Figure collection entries
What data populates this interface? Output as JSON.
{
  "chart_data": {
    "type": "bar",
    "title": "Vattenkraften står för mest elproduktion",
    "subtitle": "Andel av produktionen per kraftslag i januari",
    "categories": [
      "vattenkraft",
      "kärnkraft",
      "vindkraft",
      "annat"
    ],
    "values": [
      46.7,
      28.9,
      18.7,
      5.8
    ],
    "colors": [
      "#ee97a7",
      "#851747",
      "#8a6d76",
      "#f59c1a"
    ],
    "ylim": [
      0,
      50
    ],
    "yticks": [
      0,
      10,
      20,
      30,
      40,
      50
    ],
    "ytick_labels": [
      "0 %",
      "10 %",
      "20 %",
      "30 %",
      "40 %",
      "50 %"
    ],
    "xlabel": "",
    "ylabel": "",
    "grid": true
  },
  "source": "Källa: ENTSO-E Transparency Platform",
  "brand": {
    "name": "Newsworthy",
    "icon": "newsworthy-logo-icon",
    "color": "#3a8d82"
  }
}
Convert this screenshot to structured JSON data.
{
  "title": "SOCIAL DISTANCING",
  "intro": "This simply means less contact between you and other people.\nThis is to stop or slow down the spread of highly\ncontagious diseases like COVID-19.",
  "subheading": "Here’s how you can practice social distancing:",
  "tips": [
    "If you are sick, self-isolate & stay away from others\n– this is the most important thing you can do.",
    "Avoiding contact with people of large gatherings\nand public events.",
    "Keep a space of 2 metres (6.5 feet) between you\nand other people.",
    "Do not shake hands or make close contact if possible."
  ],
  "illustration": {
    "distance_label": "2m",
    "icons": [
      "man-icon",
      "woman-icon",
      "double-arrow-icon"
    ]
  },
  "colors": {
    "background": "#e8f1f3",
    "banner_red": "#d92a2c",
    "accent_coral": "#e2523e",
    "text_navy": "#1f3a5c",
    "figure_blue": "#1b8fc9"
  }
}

*Task*
Identify and copy the lines holding the word "people".

*Answer for the task*
  "intro": "This simply means less contact between you and other people.\nThis is to stop or slow down the spread of highly\ncontagious diseases like COVID-19.",
    "Avoiding contact with people of large gatherings\nand public events.",
    "Keep a space of 2 metres (6.5 feet) between you\nand other people.",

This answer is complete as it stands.